_WHAT YOU HAVE TO DO_. Quote each record exactly, please, leaving none out.

Figure content listings:

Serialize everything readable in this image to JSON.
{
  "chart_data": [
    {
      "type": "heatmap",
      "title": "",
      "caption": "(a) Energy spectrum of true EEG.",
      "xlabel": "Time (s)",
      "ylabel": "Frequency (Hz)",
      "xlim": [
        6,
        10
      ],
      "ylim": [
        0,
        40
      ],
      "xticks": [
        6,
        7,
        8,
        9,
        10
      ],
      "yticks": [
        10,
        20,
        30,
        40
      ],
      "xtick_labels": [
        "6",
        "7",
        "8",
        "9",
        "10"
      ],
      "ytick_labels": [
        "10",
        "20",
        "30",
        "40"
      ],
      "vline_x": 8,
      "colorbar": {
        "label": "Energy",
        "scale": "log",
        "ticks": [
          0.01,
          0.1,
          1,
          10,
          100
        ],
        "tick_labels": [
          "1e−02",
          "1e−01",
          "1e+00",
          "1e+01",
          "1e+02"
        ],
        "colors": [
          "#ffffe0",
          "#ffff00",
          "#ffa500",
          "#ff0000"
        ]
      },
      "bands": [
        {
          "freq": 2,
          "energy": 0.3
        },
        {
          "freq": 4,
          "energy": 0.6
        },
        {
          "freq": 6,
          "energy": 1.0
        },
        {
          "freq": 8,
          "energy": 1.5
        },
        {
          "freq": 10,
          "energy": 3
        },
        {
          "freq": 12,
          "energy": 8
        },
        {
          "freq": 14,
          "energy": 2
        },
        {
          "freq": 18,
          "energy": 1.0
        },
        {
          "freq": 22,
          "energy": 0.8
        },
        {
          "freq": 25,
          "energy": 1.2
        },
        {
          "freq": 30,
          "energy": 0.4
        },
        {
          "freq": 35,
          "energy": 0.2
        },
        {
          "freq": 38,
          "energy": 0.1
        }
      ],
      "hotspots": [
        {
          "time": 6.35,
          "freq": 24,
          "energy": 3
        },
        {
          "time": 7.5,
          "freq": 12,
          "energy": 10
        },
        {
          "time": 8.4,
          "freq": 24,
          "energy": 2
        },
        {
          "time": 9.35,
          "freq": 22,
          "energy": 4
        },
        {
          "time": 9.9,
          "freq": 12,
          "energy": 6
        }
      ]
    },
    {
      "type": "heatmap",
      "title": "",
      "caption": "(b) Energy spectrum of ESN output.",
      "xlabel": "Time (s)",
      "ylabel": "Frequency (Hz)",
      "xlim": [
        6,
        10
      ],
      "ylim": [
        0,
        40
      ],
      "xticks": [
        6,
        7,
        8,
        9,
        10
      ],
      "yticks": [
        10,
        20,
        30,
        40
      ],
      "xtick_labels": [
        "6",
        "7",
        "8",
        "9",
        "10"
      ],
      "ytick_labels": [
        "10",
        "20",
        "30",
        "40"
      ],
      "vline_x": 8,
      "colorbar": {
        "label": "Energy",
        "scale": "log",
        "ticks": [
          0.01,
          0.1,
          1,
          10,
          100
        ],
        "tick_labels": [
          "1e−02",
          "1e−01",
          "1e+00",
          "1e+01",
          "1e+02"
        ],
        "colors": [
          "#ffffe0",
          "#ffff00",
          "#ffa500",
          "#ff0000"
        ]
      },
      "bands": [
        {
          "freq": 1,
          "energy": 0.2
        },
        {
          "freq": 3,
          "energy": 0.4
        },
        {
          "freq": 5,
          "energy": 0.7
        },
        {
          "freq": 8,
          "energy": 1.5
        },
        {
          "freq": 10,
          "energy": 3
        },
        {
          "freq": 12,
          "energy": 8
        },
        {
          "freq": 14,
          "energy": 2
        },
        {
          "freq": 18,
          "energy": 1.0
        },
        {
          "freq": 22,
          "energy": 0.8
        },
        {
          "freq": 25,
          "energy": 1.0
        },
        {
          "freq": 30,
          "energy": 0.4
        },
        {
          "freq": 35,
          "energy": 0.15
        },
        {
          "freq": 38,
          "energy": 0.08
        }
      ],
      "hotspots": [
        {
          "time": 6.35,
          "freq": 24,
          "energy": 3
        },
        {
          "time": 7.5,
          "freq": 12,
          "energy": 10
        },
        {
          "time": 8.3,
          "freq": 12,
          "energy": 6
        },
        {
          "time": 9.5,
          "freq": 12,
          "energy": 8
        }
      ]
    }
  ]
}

_RESPONSE TO THIS TASK_.
Serialize everything readable in this image to JSON.
{
  "chart_data": [
    {
      "type": "heatmap",
      "title": "",
      "caption": "(a) Energy spectrum of true EEG.",
      "xlabel": "Time (s)",
      "ylabel": "Frequency (Hz)",
      "xlim": [
        6,
        10
      ],
      "ylim": [
        0,
        40
      ],
      "xticks": [
        6,
        7,
        8,
        9,
        10
      ],
      "yticks": [
        10,
        20,
        30,
        40
      ],
      "xtick_labels": [
        "6",
        "7",
        "8",
        "9",
        "10"
      ],
      "ytick_labels": [
        "10",
        "20",
        "30",
        "40"
      ],
      "vline_x": 8,
      "colorbar": {
        "label": "Energy",
        "scale": "log",
        "ticks": [
          0.01,
          0.1,
          1,
          10,
          100
        ],
        "tick_labels": [
          "1e−02",
          "1e−01",
          "1e+00",
          "1e+01",
          "1e+02"
        ],
        "colors": [
          "#ffffe0",
          "#ffff00",
          "#ffa500",
          "#ff0000"
        ]
      },
      "bands": [
        {
          "freq": 2,
          "energy": 0.3
        },
        {
          "freq": 4,
          "energy": 0.6
        },
        {
          "freq": 6,
          "energy": 1.0
        },
        {
          "freq": 8,
          "energy": 1.5
        },
        {
          "freq": 10,
          "energy": 3
        },
        {
          "freq": 12,
          "energy": 8
        },
        {
          "freq": 14,
          "energy": 2
        },
        {
          "freq": 18,
          "energy": 1.0
        },
        {
          "freq": 22,
          "energy": 0.8
        },
        {
          "freq": 25,
          "energy": 1.2
        },
        {
          "freq": 30,
          "energy": 0.4
        },
        {
          "freq": 35,
          "energy": 0.2
        },
        {
          "freq": 38,
          "energy": 0.1
        }
      ],
      "hotspots": [
        {
          "time": 6.35,
          "freq": 24,
          "energy": 3
        },
        {
          "time": 7.5,
          "freq": 12,
          "energy": 10
        },
        {
          "time": 8.4,
          "freq": 24,
          "energy": 2
        },
        {
          "time": 9.35,
          "freq": 22,
          "energy": 4
        },
        {
          "time": 9.9,
          "freq": 12,
          "energy": 6
        }
      ]
    },
    {
      "type": "heatmap",
      "title": "",
      "caption": "(b) Energy spectrum of ESN output.",
      "xlabel": "Time (s)",
      "ylabel": "Frequency (Hz)",
      "xlim": [
        6,
        10
      ],
      "ylim": [
        0,
        40
      ],
      "xticks": [
        6,
        7,
        8,
        9,
        10
      ],
      "yticks": [
        10,
        20,
        30,
        40
      ],
      "xtick_labels": [
        "6",
        "7",
        "8",
        "9",
        "10"
      ],
      "ytick_labels": [
        "10",
        "20",
        "30",
        "40"
      ],
      "vline_x": 8,
      "colorbar": {
        "label": "Energy",
        "scale": "log",
        "ticks": [
          0.01,
          0.1,
          1,
          10,
          100
        ],
        "tick_labels": [
          "1e−02",
          "1e−01",
          "1e+00",
          "1e+01",
          "1e+02"
        ],
        "colors": [
          "#ffffe0",
          "#ffff00",
          "#ffa500",
          "#ff0000"
        ]
      },
      "bands": [
        {
          "freq": 1,
          "energy": 0.2
        },
        {
          "freq": 3,
          "energy": 0.4
        },
        {
          "freq": 5,
          "energy": 0.7
        },
        {
          "freq": 8,
          "energy": 1.5
        },
        {
          "freq": 10,
          "energy": 3
        },
        {
          "freq": 12,
          "energy": 8
        },
        {
          "freq": 14,
          "energy": 2
        },
        {
          "freq": 18,
          "energy": 1.0
        },
        {
          "freq": 22,
          "energy": 0.8
        },
        {
          "freq": 25,
          "energy": 1.0
        },
        {
          "freq": 30,
          "energy": 0.4
        },
        {
          "freq": 35,
          "energy": 0.15
        },
        {
          "freq": 38,
          "energy": 0.08
        }
      ],
      "hotspots": [
        {
          "time": 6.35,
          "freq": 24,
          "energy": 3
        },
        {
          "time": 7.5,
          "freq": 12,
          "energy": 10
        },
        {
          "time": 8.3,
          "freq": 12,
          "energy": 6
        },
        {
          "time": 9.5,
          "freq": 12,
          "energy": 8
        }
      ]
    }
  ]
}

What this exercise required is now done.